>> begin
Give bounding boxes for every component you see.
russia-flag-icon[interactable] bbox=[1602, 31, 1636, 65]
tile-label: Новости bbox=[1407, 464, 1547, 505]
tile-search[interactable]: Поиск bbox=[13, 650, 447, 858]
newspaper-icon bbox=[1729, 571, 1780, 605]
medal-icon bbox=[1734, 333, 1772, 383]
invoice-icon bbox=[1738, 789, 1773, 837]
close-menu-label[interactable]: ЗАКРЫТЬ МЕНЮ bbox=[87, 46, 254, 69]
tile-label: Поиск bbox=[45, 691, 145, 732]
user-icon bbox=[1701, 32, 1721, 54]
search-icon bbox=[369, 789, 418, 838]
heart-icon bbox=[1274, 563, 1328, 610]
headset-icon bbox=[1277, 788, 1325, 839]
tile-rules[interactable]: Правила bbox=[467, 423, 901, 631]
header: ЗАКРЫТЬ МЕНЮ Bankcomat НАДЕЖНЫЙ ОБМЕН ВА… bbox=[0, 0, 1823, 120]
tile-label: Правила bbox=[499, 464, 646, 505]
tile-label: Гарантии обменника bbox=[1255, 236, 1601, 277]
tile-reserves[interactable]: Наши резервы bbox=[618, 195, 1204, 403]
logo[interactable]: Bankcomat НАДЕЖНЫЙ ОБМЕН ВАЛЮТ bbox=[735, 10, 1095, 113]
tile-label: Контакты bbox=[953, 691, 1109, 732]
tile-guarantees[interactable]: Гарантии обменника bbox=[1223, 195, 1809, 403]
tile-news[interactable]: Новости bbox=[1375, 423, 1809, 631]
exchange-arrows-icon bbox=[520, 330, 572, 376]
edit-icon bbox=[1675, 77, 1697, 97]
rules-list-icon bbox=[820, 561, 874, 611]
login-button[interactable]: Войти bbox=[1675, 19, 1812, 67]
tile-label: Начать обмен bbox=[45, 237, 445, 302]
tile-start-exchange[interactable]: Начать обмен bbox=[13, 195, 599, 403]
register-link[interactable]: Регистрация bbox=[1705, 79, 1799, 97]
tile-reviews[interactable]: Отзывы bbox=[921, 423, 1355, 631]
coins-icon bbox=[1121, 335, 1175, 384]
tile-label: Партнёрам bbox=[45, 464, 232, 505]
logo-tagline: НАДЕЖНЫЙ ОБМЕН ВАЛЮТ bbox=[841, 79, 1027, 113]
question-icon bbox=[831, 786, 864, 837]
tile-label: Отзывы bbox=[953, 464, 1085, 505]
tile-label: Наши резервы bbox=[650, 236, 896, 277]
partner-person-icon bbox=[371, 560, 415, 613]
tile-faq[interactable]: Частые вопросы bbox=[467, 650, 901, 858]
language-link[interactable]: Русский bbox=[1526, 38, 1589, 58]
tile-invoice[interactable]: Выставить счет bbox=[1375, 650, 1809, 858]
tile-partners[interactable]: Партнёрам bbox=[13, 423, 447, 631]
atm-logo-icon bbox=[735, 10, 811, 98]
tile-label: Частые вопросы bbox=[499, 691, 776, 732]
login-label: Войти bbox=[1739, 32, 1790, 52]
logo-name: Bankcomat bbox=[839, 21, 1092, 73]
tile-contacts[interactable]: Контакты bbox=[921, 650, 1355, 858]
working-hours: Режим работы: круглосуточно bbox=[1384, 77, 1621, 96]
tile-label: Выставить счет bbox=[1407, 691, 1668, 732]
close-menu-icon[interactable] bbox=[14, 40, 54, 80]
>> end
**WORK TO COMPLETE**
Arrange every line of the listing above as a JSON list of strings, one string per line, with blank lines omitted.

**ANSWER TO THIS PROBLEM**
[
  "Give bounding boxes for every component you see.",
  "russia-flag-icon[interactable] bbox=[1602, 31, 1636, 65]",
  "tile-label: Новости bbox=[1407, 464, 1547, 505]",
  "tile-search[interactable]: Поиск bbox=[13, 650, 447, 858]",
  "newspaper-icon bbox=[1729, 571, 1780, 605]",
  "medal-icon bbox=[1734, 333, 1772, 383]",
  "invoice-icon bbox=[1738, 789, 1773, 837]",
  "close-menu-label[interactable]: ЗАКРЫТЬ МЕНЮ bbox=[87, 46, 254, 69]",
  "tile-label: Поиск bbox=[45, 691, 145, 732]",
  "user-icon bbox=[1701, 32, 1721, 54]",
  "search-icon bbox=[369, 789, 418, 838]",
  "heart-icon bbox=[1274, 563, 1328, 610]",
  "headset-icon bbox=[1277, 788, 1325, 839]",
  "tile-rules[interactable]: Правила bbox=[467, 423, 901, 631]",
  "header: ЗАКРЫТЬ МЕНЮ Bankcomat НАДЕЖНЫЙ ОБМЕН ВА… bbox=[0, 0, 1823, 120]",
  "tile-label: Правила bbox=[499, 464, 646, 505]",
  "tile-label: Гарантии обменника bbox=[1255, 236, 1601, 277]",
  "tile-reserves[interactable]: Наши резервы bbox=[618, 195, 1204, 403]",
  "logo[interactable]: Bankcomat НАДЕЖНЫЙ ОБМЕН ВАЛЮТ bbox=[735, 10, 1095, 113]",
  "tile-label: Контакты bbox=[953, 691, 1109, 732]",
  "tile-guarantees[interactable]: Гарантии обменника bbox=[1223, 195, 1809, 403]",
  "tile-news[interactable]: Новости bbox=[1375, 423, 1809, 631]",
  "exchange-arrows-icon bbox=[520, 330, 572, 376]",
  "edit-icon bbox=[1675, 77, 1697, 97]",
  "rules-list-icon bbox=[820, 561, 874, 611]",
  "login-button[interactable]: Войти bbox=[1675, 19, 1812, 67]",
  "tile-label: Начать обмен bbox=[45, 237, 445, 302]",
  "tile-start-exchange[interactable]: Начать обмен bbox=[13, 195, 599, 403]",
  "register-link[interactable]: Регистрация bbox=[1705, 79, 1799, 97]",
  "tile-reviews[interactable]: Отзывы bbox=[921, 423, 1355, 631]",
  "coins-icon bbox=[1121, 335, 1175, 384]",
  "tile-label: Партнёрам bbox=[45, 464, 232, 505]",
  "logo-tagline: НАДЕЖНЫЙ ОБМЕН ВАЛЮТ bbox=[841, 79, 1027, 113]",
  "question-icon bbox=[831, 786, 864, 837]",
  "tile-label: Отзывы bbox=[953, 464, 1085, 505]",
  "tile-label: Наши резервы bbox=[650, 236, 896, 277]",
  "partner-person-icon bbox=[371, 560, 415, 613]",
  "tile-faq[interactable]: Частые вопросы bbox=[467, 650, 901, 858]",
  "language-link[interactable]: Русский bbox=[1526, 38, 1589, 58]",
  "tile-invoice[interactable]: Выставить счет bbox=[1375, 650, 1809, 858]",
  "tile-partners[interactable]: Партнёрам bbox=[13, 423, 447, 631]",
  "atm-logo-icon bbox=[735, 10, 811, 98]",
  "tile-label: Частые вопросы bbox=[499, 691, 776, 732]",
  "login-label: Войти bbox=[1739, 32, 1790, 52]",
  "logo-name: Bankcomat bbox=[839, 21, 1092, 73]",
  "tile-contacts[interactable]: Контакты bbox=[921, 650, 1355, 858]",
  "working-hours: Режим работы: круглосуточно bbox=[1384, 77, 1621, 96]",
  "tile-label: Выставить счет bbox=[1407, 691, 1668, 732]",
  "close-menu-icon[interactable] bbox=[14, 40, 54, 80]"
]